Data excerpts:

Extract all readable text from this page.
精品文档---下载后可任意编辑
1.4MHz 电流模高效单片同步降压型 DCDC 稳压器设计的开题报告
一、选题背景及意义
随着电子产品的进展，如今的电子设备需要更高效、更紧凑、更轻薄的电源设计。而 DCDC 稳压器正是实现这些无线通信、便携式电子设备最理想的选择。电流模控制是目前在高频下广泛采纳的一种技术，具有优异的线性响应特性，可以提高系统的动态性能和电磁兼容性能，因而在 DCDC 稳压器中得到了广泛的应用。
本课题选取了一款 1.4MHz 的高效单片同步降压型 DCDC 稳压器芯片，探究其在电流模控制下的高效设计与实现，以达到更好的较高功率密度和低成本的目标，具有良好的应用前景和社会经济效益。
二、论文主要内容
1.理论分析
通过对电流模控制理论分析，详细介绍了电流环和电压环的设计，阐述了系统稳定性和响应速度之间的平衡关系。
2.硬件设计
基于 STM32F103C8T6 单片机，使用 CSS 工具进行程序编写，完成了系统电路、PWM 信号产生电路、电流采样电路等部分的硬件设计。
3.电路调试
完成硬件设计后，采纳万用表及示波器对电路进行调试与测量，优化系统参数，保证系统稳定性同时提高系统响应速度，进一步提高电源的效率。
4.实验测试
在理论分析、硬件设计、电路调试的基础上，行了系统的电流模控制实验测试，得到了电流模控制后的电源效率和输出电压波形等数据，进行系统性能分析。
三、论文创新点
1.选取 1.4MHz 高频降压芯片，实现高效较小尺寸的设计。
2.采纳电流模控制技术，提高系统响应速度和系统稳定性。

Task directions: Each entry above is to be quoted exactly.

Expected answer:
Extract all readable text from this page.
精品文档---下载后可任意编辑
1.4MHz 电流模高效单片同步降压型 DCDC 稳压器设计的开题报告
一、选题背景及意义
随着电子产品的进展，如今的电子设备需要更高效、更紧凑、更轻薄的电源设计。而 DCDC 稳压器正是实现这些无线通信、便携式电子设备最理想的选择。电流模控制是目前在高频下广泛采纳的一种技术，具有优异的线性响应特性，可以提高系统的动态性能和电磁兼容性能，因而在 DCDC 稳压器中得到了广泛的应用。
本课题选取了一款 1.4MHz 的高效单片同步降压型 DCDC 稳压器芯片，探究其在电流模控制下的高效设计与实现，以达到更好的较高功率密度和低成本的目标，具有良好的应用前景和社会经济效益。
二、论文主要内容
1.理论分析
通过对电流模控制理论分析，详细介绍了电流环和电压环的设计，阐述了系统稳定性和响应速度之间的平衡关系。
2.硬件设计
基于 STM32F103C8T6 单片机，使用 CSS 工具进行程序编写，完成了系统电路、PWM 信号产生电路、电流采样电路等部分的硬件设计。
3.电路调试
完成硬件设计后，采纳万用表及示波器对电路进行调试与测量，优化系统参数，保证系统稳定性同时提高系统响应速度，进一步提高电源的效率。
4.实验测试
在理论分析、硬件设计、电路调试的基础上，行了系统的电流模控制实验测试，得到了电流模控制后的电源效率和输出电压波形等数据，进行系统性能分析。
三、论文创新点
1.选取 1.4MHz 高频降压芯片，实现高效较小尺寸的设计。
2.采纳电流模控制技术，提高系统响应速度和系统稳定性。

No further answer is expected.